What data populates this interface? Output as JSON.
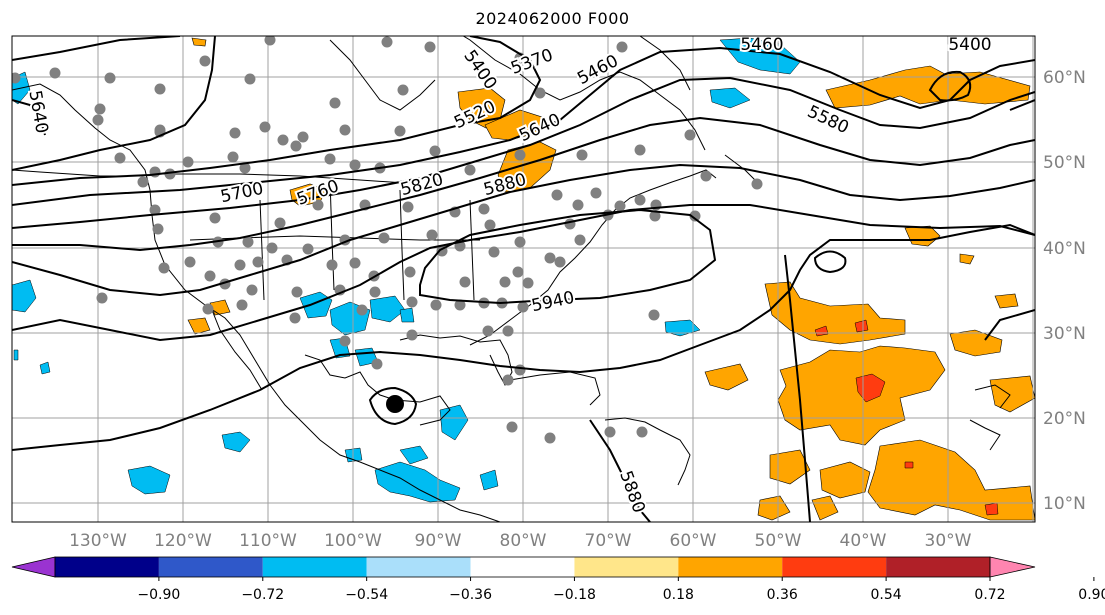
{
  "title": "2024062000 F000",
  "lon_labels": [
    "130°W",
    "120°W",
    "110°W",
    "100°W",
    "90°W",
    "80°W",
    "70°W",
    "60°W",
    "50°W",
    "40°W",
    "30°W"
  ],
  "lat_labels": [
    "60°N",
    "50°N",
    "40°N",
    "30°N",
    "20°N",
    "10°N"
  ],
  "contour_labels": [
    "5400",
    "5460",
    "5370",
    "5400",
    "5460",
    "5520",
    "5580",
    "5640",
    "5640",
    "5700",
    "5760",
    "5820",
    "5880",
    "5940",
    "5880"
  ],
  "colorbar": {
    "ticks": [
      "−0.90",
      "−0.72",
      "−0.54",
      "−0.36",
      "−0.18",
      "0.18",
      "0.36",
      "0.54",
      "0.72",
      "0.90"
    ],
    "colors": [
      "#9a33d1",
      "#00008a",
      "#2f58c9",
      "#00bcf2",
      "#aadffa",
      "#ffffff",
      "#ffe68a",
      "#ffa500",
      "#ff3c10",
      "#b02028",
      "#ff85b0"
    ]
  },
  "colors": {
    "frame": "#000000",
    "grid": "#a0a0a0",
    "axis_label": "#808080",
    "station": "#808080",
    "positive_anomaly": "#ffa500",
    "positive_anomaly_strong": "#ff3c10",
    "negative_anomaly": "#00bcf2"
  }
}
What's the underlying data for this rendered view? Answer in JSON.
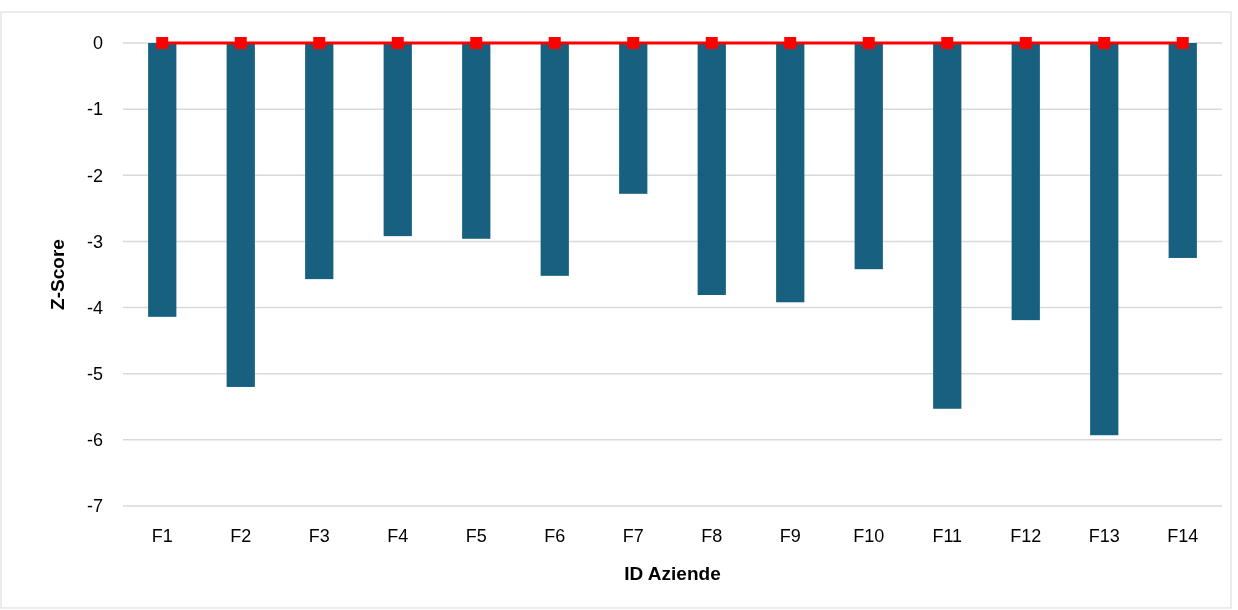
{
  "chart_data": {
    "type": "bar",
    "xlabel": "ID Aziende",
    "ylabel": "Z-Score",
    "categories": [
      "F1",
      "F2",
      "F3",
      "F4",
      "F5",
      "F6",
      "F7",
      "F8",
      "F9",
      "F10",
      "F11",
      "F12",
      "F13",
      "F14"
    ],
    "series": [
      {
        "color": "#17607f",
        "values": [
          -4.14,
          -5.2,
          -3.57,
          -2.92,
          -2.96,
          -3.52,
          -2.28,
          -3.81,
          -3.92,
          -3.42,
          -5.53,
          -4.19,
          -5.93,
          -3.25
        ]
      },
      {
        "type": "line",
        "color": "#ff0000",
        "marker": "square",
        "values": [
          0,
          0,
          0,
          0,
          0,
          0,
          0,
          0,
          0,
          0,
          0,
          0,
          0,
          0
        ]
      }
    ],
    "ylim": [
      -7,
      0
    ],
    "yticks": [
      -7,
      -6,
      -5,
      -4,
      -3,
      -2,
      -1,
      0
    ],
    "grid": "y"
  }
}
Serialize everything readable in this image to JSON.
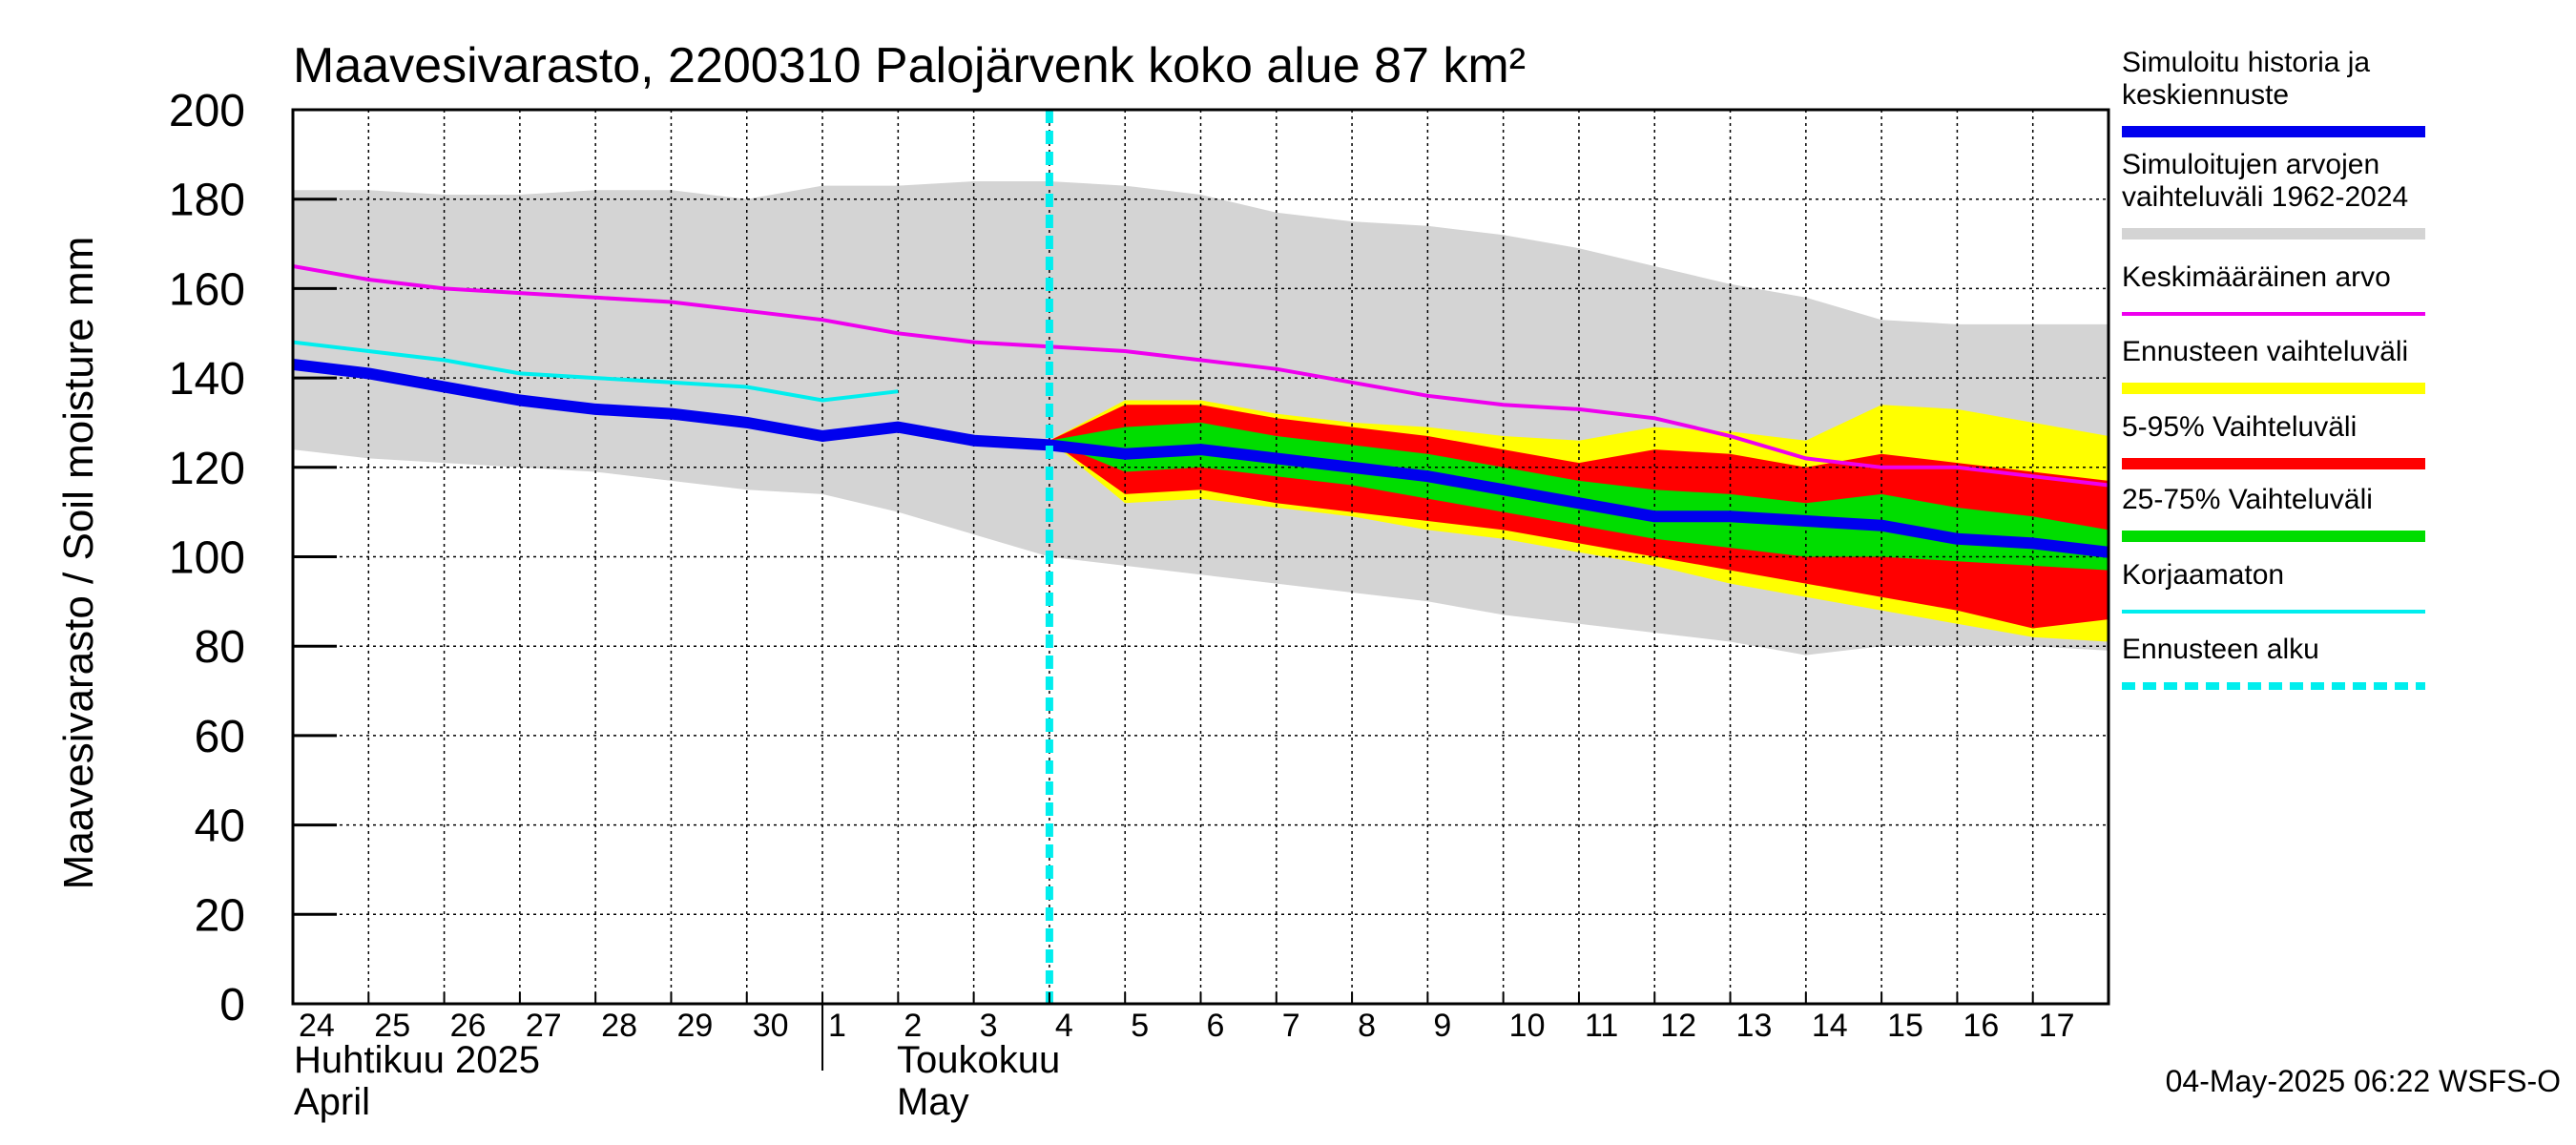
{
  "chart_data": {
    "type": "area",
    "title": "Maavesivarasto, 2200310 Palojärvenk koko alue 87 km²",
    "ylabel": "Maavesivarasto / Soil moisture   mm",
    "xlabel": "",
    "ylim": [
      0,
      200
    ],
    "yticks": [
      0,
      20,
      40,
      60,
      80,
      100,
      120,
      140,
      160,
      180,
      200
    ],
    "grid": true,
    "day_labels": [
      "24",
      "25",
      "26",
      "27",
      "28",
      "29",
      "30",
      "1",
      "2",
      "3",
      "4",
      "5",
      "6",
      "7",
      "8",
      "9",
      "10",
      "11",
      "12",
      "13",
      "14",
      "15",
      "16",
      "17"
    ],
    "months": [
      {
        "label_fi": "Huhtikuu  2025",
        "label_en": "April"
      },
      {
        "label_fi": "Toukokuu",
        "label_en": "May"
      }
    ],
    "x_range_days": [
      0,
      24
    ],
    "forecast_start_day": 10.0,
    "timestamp": "04-May-2025 06:22 WSFS-O",
    "colors": {
      "history": "#0000ee",
      "range_hist": "#d4d4d4",
      "mean": "#ee00ee",
      "yellow": "#ffff00",
      "red": "#ff0000",
      "green": "#00dd00",
      "uncorrected": "#00eeee",
      "forecast_start": "#00eeee"
    },
    "legend": [
      {
        "key": "history",
        "label1": "Simuloitu historia ja",
        "label2": "keskiennuste"
      },
      {
        "key": "range_hist",
        "label1": "Simuloitujen arvojen",
        "label2": "vaihteluväli 1962-2024"
      },
      {
        "key": "mean",
        "label1": "Keskimääräinen arvo",
        "label2": ""
      },
      {
        "key": "yellow",
        "label1": "Ennusteen vaihteluväli",
        "label2": ""
      },
      {
        "key": "red",
        "label1": "5-95% Vaihteluväli",
        "label2": ""
      },
      {
        "key": "green",
        "label1": "25-75% Vaihteluväli",
        "label2": ""
      },
      {
        "key": "uncorrected",
        "label1": "Korjaamaton",
        "label2": ""
      },
      {
        "key": "forecast_start",
        "label1": "Ennusteen alku",
        "label2": ""
      }
    ],
    "series": {
      "range_hist": {
        "x": [
          0,
          1,
          2,
          3,
          4,
          5,
          6,
          7,
          8,
          9,
          10,
          11,
          12,
          13,
          14,
          15,
          16,
          17,
          18,
          19,
          20,
          21,
          22,
          23,
          24
        ],
        "upper": [
          182,
          182,
          181,
          181,
          182,
          182,
          180,
          183,
          183,
          184,
          184,
          183,
          181,
          177,
          175,
          174,
          172,
          169,
          165,
          161,
          158,
          153,
          152,
          152,
          152
        ],
        "lower": [
          124,
          122,
          121,
          120,
          119,
          117,
          115,
          114,
          110,
          105,
          100,
          98,
          96,
          94,
          92,
          90,
          87,
          85,
          83,
          81,
          78,
          80,
          80,
          80,
          79
        ]
      },
      "yellow": {
        "x": [
          10,
          11,
          12,
          13,
          14,
          15,
          16,
          17,
          18,
          19,
          20,
          21,
          22,
          23,
          24
        ],
        "upper": [
          126,
          135,
          135,
          132,
          130,
          129,
          127,
          126,
          129,
          128,
          126,
          134,
          133,
          130,
          127
        ],
        "lower": [
          126,
          112,
          113,
          111,
          109,
          106,
          104,
          101,
          98,
          94,
          91,
          88,
          85,
          82,
          81
        ]
      },
      "red": {
        "x": [
          10,
          11,
          12,
          13,
          14,
          15,
          16,
          17,
          18,
          19,
          20,
          21,
          22,
          23,
          24
        ],
        "upper": [
          126,
          134,
          134,
          131,
          129,
          127,
          124,
          121,
          124,
          123,
          120,
          123,
          121,
          119,
          117
        ],
        "lower": [
          126,
          114,
          115,
          112,
          110,
          108,
          106,
          103,
          100,
          97,
          94,
          91,
          88,
          84,
          86
        ]
      },
      "green": {
        "x": [
          10,
          11,
          12,
          13,
          14,
          15,
          16,
          17,
          18,
          19,
          20,
          21,
          22,
          23,
          24
        ],
        "upper": [
          126,
          129,
          130,
          127,
          125,
          123,
          120,
          117,
          115,
          114,
          112,
          114,
          111,
          109,
          106
        ],
        "lower": [
          126,
          119,
          120,
          118,
          116,
          113,
          110,
          107,
          104,
          102,
          100,
          100,
          99,
          98,
          97
        ]
      },
      "history": {
        "x": [
          0,
          1,
          2,
          3,
          4,
          5,
          6,
          7,
          8,
          9,
          10,
          11,
          12,
          13,
          14,
          15,
          16,
          17,
          18,
          19,
          20,
          21,
          22,
          23,
          24
        ],
        "y": [
          143,
          141,
          138,
          135,
          133,
          132,
          130,
          127,
          129,
          126,
          125,
          123,
          124,
          122,
          120,
          118,
          115,
          112,
          109,
          109,
          108,
          107,
          104,
          103,
          101
        ]
      },
      "mean": {
        "x": [
          0,
          1,
          2,
          3,
          4,
          5,
          6,
          7,
          8,
          9,
          10,
          11,
          12,
          13,
          14,
          15,
          16,
          17,
          18,
          19,
          20,
          21,
          22,
          23,
          24
        ],
        "y": [
          165,
          162,
          160,
          159,
          158,
          157,
          155,
          153,
          150,
          148,
          147,
          146,
          144,
          142,
          139,
          136,
          134,
          133,
          131,
          127,
          122,
          120,
          120,
          118,
          116
        ]
      },
      "uncorrected": {
        "x": [
          0,
          1,
          2,
          3,
          4,
          5,
          6,
          7,
          8
        ],
        "y": [
          148,
          146,
          144,
          141,
          140,
          139,
          138,
          135,
          137
        ]
      }
    }
  }
}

*-*-*

**Your objective**. Show all lines in the entries above where the string "uncorrected" appears.

**Output below**.
      "uncorrected": "#00eeee",
        "key": "uncorrected",
      "uncorrected": {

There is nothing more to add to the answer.